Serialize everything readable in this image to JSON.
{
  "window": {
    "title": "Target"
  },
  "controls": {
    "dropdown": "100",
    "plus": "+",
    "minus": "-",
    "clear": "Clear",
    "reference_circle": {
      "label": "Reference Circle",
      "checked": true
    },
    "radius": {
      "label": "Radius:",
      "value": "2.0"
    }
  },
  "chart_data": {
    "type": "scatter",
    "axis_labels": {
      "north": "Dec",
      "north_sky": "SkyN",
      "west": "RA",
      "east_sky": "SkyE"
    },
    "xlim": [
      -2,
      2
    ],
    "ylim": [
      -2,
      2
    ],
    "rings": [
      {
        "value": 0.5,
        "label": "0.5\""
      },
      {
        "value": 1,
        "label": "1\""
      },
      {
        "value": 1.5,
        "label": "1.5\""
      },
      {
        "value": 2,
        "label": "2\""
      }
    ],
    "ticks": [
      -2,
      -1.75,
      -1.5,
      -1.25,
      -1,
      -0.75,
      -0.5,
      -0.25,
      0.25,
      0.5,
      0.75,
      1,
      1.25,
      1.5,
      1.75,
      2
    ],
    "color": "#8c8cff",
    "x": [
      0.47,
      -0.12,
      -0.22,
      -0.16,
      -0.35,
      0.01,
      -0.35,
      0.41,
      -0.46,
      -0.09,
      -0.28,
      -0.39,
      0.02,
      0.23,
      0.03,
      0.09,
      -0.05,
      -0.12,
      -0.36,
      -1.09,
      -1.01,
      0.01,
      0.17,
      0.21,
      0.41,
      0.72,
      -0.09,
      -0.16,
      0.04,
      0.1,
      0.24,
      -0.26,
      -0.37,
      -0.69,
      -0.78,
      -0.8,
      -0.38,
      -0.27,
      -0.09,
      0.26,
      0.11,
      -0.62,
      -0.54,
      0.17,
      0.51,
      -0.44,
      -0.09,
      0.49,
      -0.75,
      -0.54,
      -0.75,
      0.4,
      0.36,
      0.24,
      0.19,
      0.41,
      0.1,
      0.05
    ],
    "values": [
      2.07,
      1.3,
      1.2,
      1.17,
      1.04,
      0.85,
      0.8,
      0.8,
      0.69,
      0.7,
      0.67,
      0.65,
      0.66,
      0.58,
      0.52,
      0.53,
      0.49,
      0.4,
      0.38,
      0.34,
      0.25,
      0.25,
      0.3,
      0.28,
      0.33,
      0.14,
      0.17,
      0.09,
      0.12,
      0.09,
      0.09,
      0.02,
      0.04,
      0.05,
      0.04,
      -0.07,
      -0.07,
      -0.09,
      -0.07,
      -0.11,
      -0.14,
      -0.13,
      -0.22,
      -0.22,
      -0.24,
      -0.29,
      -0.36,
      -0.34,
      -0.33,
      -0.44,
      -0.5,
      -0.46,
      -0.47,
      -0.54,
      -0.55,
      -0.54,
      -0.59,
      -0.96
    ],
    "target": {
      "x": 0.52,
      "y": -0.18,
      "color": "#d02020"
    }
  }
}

□ □ □ □ □

Instructions to follow –
Restate all of the entries exactly, please.

Solution to this problem –
Serialize everything readable in this image to JSON.
{
  "window": {
    "title": "Target"
  },
  "controls": {
    "dropdown": "100",
    "plus": "+",
    "minus": "-",
    "clear": "Clear",
    "reference_circle": {
      "label": "Reference Circle",
      "checked": true
    },
    "radius": {
      "label": "Radius:",
      "value": "2.0"
    }
  },
  "chart_data": {
    "type": "scatter",
    "axis_labels": {
      "north": "Dec",
      "north_sky": "SkyN",
      "west": "RA",
      "east_sky": "SkyE"
    },
    "xlim": [
      -2,
      2
    ],
    "ylim": [
      -2,
      2
    ],
    "rings": [
      {
        "value": 0.5,
        "label": "0.5\""
      },
      {
        "value": 1,
        "label": "1\""
      },
      {
        "value": 1.5,
        "label": "1.5\""
      },
      {
        "value": 2,
        "label": "2\""
      }
    ],
    "ticks": [
      -2,
      -1.75,
      -1.5,
      -1.25,
      -1,
      -0.75,
      -0.5,
      -0.25,
      0.25,
      0.5,
      0.75,
      1,
      1.25,
      1.5,
      1.75,
      2
    ],
    "color": "#8c8cff",
    "x": [
      0.47,
      -0.12,
      -0.22,
      -0.16,
      -0.35,
      0.01,
      -0.35,
      0.41,
      -0.46,
      -0.09,
      -0.28,
      -0.39,
      0.02,
      0.23,
      0.03,
      0.09,
      -0.05,
      -0.12,
      -0.36,
      -1.09,
      -1.01,
      0.01,
      0.17,
      0.21,
      0.41,
      0.72,
      -0.09,
      -0.16,
      0.04,
      0.1,
      0.24,
      -0.26,
      -0.37,
      -0.69,
      -0.78,
      -0.8,
      -0.38,
      -0.27,
      -0.09,
      0.26,
      0.11,
      -0.62,
      -0.54,
      0.17,
      0.51,
      -0.44,
      -0.09,
      0.49,
      -0.75,
      -0.54,
      -0.75,
      0.4,
      0.36,
      0.24,
      0.19,
      0.41,
      0.1,
      0.05
    ],
    "values": [
      2.07,
      1.3,
      1.2,
      1.17,
      1.04,
      0.85,
      0.8,
      0.8,
      0.69,
      0.7,
      0.67,
      0.65,
      0.66,
      0.58,
      0.52,
      0.53,
      0.49,
      0.4,
      0.38,
      0.34,
      0.25,
      0.25,
      0.3,
      0.28,
      0.33,
      0.14,
      0.17,
      0.09,
      0.12,
      0.09,
      0.09,
      0.02,
      0.04,
      0.05,
      0.04,
      -0.07,
      -0.07,
      -0.09,
      -0.07,
      -0.11,
      -0.14,
      -0.13,
      -0.22,
      -0.22,
      -0.24,
      -0.29,
      -0.36,
      -0.34,
      -0.33,
      -0.44,
      -0.5,
      -0.46,
      -0.47,
      -0.54,
      -0.55,
      -0.54,
      -0.59,
      -0.96
    ],
    "target": {
      "x": 0.52,
      "y": -0.18,
      "color": "#d02020"
    }
  }
}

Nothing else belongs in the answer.